AIM OF THE TASK:
List each line in which the string "code" appears.

DATASET ENTRIES:
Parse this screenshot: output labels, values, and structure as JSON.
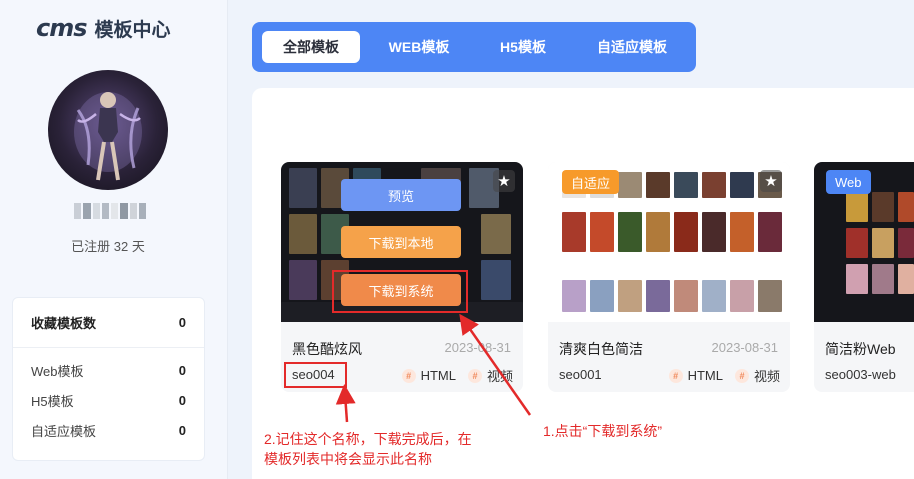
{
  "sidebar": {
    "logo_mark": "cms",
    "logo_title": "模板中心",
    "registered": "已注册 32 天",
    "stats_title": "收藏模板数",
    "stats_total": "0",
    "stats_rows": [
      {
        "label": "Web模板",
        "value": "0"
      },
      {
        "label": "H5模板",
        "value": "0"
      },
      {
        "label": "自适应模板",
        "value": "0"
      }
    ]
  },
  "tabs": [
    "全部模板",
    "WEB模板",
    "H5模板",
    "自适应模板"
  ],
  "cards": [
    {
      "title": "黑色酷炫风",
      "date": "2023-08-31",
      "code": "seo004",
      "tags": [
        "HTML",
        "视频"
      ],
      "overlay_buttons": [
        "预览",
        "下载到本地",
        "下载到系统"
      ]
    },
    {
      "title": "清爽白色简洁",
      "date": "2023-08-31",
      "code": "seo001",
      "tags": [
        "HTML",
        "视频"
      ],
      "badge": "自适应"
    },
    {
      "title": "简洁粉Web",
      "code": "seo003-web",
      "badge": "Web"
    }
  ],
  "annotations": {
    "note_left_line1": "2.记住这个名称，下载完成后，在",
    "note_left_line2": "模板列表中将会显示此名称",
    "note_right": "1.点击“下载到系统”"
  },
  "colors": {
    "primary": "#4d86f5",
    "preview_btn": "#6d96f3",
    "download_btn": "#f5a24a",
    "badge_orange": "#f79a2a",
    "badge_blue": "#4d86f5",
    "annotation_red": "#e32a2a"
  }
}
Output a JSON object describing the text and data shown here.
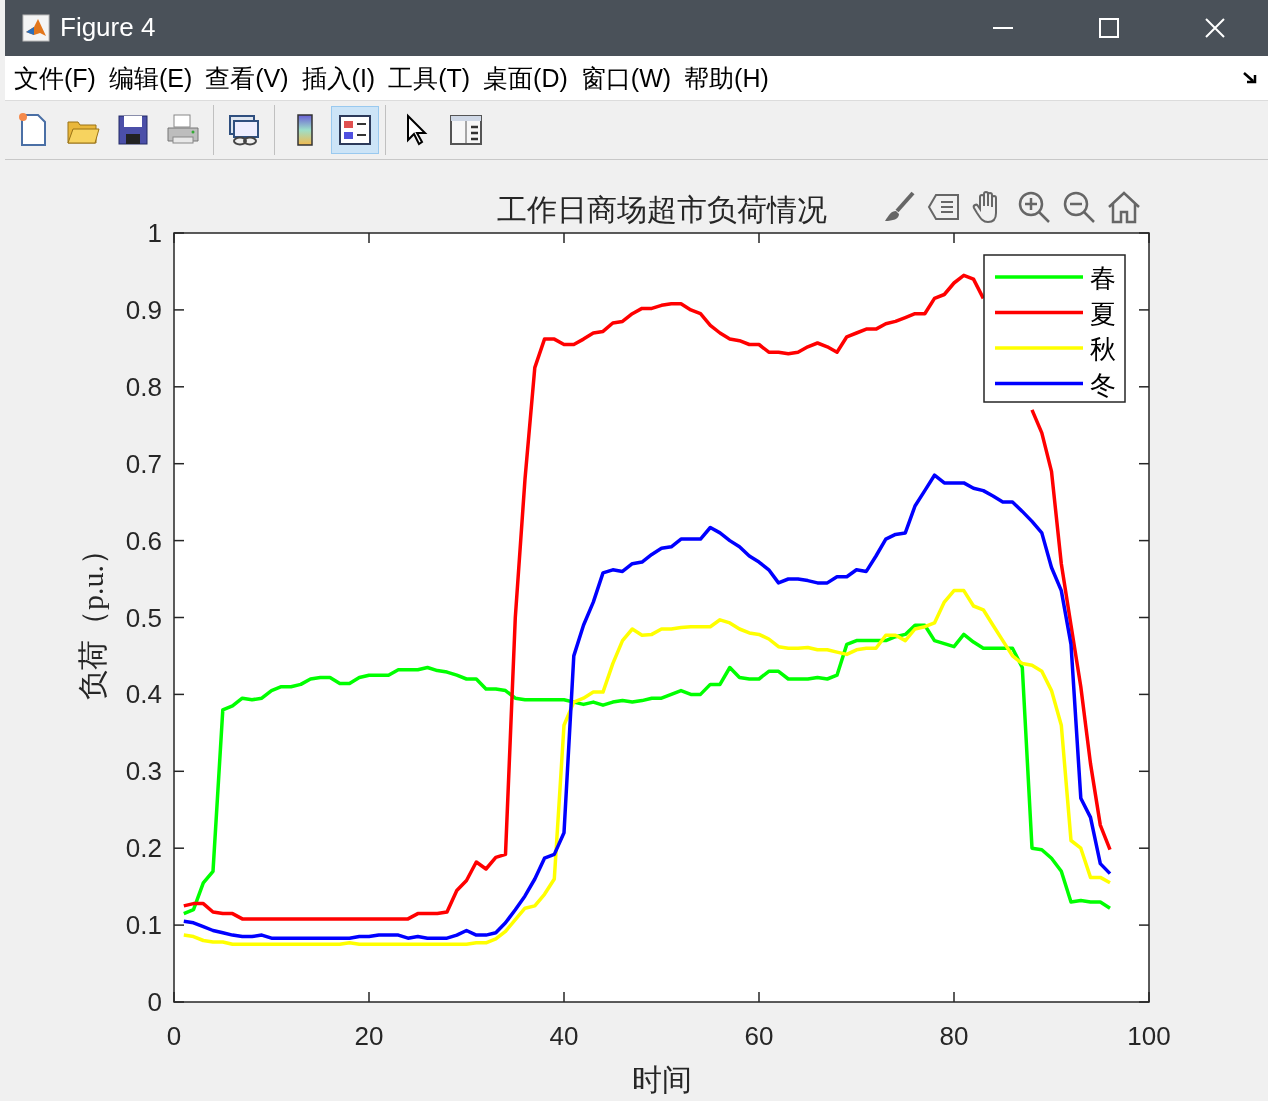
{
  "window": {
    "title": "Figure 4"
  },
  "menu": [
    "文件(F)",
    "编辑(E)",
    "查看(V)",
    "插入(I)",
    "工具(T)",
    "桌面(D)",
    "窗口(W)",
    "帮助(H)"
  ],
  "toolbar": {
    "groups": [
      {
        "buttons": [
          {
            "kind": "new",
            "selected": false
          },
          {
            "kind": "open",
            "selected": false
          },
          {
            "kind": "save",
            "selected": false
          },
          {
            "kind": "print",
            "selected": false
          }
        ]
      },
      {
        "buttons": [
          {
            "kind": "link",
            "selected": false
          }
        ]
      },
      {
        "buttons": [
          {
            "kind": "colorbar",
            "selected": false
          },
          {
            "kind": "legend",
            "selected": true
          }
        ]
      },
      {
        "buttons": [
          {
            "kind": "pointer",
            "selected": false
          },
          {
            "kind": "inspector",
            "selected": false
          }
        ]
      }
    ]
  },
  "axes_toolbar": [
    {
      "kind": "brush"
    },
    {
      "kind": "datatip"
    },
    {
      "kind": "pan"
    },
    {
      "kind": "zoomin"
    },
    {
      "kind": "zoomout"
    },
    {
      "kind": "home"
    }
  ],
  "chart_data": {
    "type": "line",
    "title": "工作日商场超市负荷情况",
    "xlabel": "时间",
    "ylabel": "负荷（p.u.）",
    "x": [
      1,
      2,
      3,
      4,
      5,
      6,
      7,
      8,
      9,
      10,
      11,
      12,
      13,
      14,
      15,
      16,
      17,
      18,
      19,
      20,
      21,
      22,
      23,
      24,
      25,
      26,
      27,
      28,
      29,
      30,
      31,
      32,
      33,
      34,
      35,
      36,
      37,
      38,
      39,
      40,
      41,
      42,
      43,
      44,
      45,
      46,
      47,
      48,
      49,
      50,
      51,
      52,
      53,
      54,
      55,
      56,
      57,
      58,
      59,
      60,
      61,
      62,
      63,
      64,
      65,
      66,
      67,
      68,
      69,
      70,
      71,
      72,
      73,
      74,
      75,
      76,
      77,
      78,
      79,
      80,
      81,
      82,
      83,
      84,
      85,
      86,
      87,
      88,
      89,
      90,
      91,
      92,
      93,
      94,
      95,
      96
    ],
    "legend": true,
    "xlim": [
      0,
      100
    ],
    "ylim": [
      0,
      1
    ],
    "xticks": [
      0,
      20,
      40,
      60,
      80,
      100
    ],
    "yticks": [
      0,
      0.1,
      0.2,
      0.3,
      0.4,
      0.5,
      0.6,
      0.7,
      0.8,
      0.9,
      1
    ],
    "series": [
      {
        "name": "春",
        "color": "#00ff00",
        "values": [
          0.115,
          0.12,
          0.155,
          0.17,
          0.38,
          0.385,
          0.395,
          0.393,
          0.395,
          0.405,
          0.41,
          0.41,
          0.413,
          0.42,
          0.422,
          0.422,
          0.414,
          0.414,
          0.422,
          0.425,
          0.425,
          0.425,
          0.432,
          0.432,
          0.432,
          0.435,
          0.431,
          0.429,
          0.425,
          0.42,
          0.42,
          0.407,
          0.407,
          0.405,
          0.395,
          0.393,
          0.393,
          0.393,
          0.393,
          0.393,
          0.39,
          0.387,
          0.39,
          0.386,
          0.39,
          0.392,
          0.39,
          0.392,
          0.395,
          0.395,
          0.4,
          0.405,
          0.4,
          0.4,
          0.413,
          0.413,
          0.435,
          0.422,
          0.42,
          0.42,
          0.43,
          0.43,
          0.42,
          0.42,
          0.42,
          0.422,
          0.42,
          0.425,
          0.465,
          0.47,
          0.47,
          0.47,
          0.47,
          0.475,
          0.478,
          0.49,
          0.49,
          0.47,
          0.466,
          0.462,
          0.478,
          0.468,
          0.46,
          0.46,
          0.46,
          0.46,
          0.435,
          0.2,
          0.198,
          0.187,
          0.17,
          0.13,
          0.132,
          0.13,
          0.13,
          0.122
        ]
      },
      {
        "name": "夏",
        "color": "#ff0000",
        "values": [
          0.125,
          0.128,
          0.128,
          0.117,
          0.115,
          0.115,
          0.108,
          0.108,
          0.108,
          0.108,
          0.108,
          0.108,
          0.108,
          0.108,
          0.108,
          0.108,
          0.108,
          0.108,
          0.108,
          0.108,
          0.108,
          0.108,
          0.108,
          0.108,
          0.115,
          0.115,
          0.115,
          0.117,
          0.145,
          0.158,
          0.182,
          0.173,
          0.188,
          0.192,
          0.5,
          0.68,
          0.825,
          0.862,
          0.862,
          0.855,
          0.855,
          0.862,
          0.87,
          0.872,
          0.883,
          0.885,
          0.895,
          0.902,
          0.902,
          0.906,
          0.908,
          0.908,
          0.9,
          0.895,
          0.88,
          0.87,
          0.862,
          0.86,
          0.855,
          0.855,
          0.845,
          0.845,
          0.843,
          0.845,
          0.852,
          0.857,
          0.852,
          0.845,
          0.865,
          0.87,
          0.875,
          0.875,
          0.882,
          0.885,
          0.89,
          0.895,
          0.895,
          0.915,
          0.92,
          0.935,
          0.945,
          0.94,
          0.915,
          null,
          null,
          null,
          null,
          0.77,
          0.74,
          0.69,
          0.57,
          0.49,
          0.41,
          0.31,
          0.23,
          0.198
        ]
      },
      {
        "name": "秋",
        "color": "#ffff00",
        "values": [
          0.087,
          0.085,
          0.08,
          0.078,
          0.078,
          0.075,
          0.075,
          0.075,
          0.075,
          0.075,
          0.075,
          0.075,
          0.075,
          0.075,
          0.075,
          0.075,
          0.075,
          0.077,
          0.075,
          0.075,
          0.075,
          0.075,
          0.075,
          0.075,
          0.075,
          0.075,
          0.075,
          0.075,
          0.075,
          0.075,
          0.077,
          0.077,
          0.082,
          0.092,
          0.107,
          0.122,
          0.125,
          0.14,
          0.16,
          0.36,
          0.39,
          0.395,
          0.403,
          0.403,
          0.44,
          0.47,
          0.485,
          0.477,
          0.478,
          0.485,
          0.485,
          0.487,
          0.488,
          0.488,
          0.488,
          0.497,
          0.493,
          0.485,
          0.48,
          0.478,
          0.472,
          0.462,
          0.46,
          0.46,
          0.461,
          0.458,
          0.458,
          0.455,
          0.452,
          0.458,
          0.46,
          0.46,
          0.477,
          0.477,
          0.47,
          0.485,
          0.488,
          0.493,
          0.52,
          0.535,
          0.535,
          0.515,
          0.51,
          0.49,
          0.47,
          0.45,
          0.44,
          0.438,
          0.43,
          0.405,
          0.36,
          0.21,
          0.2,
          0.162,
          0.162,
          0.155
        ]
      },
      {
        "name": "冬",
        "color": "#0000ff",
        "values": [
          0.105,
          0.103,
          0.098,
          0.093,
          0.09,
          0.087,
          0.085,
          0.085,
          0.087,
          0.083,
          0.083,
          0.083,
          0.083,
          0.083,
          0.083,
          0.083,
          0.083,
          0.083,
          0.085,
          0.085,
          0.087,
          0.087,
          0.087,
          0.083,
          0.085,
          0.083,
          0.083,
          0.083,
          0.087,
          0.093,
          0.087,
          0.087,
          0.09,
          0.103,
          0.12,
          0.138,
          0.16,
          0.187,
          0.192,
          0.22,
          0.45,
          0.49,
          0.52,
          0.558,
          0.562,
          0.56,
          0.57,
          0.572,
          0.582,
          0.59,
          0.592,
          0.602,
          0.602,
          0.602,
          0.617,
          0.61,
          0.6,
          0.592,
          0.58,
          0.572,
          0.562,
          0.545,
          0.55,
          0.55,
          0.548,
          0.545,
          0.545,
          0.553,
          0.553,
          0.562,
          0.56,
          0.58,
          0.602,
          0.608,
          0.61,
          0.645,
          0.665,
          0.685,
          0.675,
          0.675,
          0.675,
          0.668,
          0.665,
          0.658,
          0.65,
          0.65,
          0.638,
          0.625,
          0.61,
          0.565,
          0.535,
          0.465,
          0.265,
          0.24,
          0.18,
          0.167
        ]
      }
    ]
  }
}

CORRECT OUTPUT:
      "code": "seo004",
      "code": "seo001",
      "code": "seo003-web",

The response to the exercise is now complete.